** Start Record list **
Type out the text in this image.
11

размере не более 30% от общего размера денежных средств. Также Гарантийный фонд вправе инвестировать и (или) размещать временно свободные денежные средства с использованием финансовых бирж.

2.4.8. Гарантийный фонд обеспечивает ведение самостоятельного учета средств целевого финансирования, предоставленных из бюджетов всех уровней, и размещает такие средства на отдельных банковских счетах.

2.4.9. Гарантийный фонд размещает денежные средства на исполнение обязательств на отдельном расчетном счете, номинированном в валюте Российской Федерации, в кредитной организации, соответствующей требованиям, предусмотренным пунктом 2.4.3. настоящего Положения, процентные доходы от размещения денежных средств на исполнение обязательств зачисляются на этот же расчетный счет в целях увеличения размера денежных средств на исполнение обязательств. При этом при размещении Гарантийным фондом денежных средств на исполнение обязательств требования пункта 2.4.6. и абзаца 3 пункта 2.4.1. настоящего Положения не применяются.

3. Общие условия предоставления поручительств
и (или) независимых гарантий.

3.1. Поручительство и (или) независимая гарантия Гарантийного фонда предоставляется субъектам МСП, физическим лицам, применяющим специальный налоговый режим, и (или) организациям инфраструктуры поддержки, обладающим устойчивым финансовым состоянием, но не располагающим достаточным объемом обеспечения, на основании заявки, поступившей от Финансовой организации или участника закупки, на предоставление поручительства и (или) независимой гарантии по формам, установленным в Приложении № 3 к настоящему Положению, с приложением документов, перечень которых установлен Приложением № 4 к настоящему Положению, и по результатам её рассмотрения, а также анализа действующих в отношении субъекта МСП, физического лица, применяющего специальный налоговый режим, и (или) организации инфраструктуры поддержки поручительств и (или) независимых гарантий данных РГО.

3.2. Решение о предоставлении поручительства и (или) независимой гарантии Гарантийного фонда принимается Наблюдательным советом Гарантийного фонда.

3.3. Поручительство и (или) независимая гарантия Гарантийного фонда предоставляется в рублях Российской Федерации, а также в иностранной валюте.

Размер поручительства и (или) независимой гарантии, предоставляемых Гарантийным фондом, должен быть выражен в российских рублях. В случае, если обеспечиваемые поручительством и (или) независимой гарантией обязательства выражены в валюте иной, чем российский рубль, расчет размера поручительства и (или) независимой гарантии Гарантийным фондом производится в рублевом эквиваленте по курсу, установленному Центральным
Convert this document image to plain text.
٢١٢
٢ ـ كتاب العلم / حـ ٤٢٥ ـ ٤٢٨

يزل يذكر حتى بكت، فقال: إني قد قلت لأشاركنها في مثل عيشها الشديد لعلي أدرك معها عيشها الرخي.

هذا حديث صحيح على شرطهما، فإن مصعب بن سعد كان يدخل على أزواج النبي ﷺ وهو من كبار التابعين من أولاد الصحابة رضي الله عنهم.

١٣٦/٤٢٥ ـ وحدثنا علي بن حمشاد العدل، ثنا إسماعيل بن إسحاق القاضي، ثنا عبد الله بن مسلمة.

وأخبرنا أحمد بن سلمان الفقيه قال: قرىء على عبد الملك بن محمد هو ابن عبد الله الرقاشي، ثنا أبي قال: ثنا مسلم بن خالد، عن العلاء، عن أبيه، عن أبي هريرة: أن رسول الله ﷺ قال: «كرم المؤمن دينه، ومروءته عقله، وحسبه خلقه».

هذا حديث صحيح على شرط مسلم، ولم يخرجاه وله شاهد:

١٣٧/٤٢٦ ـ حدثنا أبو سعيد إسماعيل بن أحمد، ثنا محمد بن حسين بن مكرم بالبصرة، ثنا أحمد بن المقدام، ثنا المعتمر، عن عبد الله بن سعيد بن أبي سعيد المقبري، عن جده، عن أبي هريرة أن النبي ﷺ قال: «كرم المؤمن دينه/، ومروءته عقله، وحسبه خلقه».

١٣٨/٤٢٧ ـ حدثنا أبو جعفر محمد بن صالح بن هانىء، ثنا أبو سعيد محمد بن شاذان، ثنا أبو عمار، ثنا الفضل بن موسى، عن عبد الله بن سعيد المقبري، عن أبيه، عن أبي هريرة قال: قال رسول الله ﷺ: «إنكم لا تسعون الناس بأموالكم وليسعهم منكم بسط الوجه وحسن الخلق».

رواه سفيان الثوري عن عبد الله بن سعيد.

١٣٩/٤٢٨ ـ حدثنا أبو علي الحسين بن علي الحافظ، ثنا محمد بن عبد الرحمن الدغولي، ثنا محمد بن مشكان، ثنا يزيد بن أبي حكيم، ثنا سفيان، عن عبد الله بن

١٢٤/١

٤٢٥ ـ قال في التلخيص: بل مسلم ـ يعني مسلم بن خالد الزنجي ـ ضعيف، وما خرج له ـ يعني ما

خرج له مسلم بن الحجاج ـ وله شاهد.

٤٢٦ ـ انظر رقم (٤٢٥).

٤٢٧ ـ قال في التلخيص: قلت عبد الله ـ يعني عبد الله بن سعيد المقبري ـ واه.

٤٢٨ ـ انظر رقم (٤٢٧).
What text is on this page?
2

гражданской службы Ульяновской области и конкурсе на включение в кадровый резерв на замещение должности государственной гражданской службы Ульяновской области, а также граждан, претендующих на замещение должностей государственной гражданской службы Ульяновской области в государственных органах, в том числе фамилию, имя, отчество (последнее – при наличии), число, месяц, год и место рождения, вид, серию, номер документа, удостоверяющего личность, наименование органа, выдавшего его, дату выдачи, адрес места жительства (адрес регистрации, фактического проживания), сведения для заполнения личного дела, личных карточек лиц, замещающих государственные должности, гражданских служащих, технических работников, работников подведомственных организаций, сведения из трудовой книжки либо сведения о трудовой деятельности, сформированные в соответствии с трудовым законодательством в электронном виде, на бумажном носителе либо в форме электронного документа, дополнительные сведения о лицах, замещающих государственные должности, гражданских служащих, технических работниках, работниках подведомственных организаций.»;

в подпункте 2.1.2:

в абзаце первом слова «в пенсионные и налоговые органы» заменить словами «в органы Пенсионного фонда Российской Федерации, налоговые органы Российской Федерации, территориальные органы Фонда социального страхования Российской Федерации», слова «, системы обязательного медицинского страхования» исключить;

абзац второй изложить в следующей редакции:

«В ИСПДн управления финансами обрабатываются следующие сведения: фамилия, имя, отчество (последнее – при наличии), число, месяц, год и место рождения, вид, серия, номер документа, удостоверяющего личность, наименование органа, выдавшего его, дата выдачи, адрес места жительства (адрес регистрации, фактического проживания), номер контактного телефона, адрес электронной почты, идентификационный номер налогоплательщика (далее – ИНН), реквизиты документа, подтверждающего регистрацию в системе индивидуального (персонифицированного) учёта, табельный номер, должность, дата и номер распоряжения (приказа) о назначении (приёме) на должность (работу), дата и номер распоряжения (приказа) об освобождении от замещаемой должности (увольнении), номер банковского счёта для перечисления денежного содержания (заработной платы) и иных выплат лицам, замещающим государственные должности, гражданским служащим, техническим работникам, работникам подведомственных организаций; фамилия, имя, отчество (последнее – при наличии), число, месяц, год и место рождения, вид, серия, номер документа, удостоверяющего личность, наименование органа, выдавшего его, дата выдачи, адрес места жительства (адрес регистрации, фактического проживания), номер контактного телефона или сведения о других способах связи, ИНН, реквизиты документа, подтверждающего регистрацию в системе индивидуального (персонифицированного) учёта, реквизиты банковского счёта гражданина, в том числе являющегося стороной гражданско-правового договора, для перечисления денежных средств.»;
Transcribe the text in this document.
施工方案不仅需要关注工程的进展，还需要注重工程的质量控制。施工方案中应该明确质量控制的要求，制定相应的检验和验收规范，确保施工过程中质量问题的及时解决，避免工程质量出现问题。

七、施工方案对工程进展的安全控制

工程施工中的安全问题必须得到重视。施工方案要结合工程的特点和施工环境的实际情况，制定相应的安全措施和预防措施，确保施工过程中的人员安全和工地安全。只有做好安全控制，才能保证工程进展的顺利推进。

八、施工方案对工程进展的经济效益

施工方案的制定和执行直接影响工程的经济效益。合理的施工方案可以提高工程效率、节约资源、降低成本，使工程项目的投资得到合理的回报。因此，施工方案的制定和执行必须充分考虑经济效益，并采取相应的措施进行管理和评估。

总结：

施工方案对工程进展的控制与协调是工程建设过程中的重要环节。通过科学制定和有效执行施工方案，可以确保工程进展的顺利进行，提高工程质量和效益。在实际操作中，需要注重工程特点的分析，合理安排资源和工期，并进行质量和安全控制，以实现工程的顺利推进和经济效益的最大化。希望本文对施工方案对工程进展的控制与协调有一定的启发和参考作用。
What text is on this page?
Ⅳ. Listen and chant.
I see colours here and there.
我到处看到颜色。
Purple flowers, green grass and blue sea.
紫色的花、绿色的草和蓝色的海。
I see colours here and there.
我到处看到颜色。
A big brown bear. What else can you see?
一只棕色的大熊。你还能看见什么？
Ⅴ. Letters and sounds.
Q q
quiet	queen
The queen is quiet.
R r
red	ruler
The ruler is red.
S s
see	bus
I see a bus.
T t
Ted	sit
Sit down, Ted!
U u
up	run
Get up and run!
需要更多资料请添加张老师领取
** End Record list **
• **Exercise goal**
Gather up every line in the data above that contains the word "text", copying each one.

• **Output of the task**
Type out the text in this image.
Convert this document image to plain text.
What text is on this page?
Transcribe the text in this document.
What text is on this page?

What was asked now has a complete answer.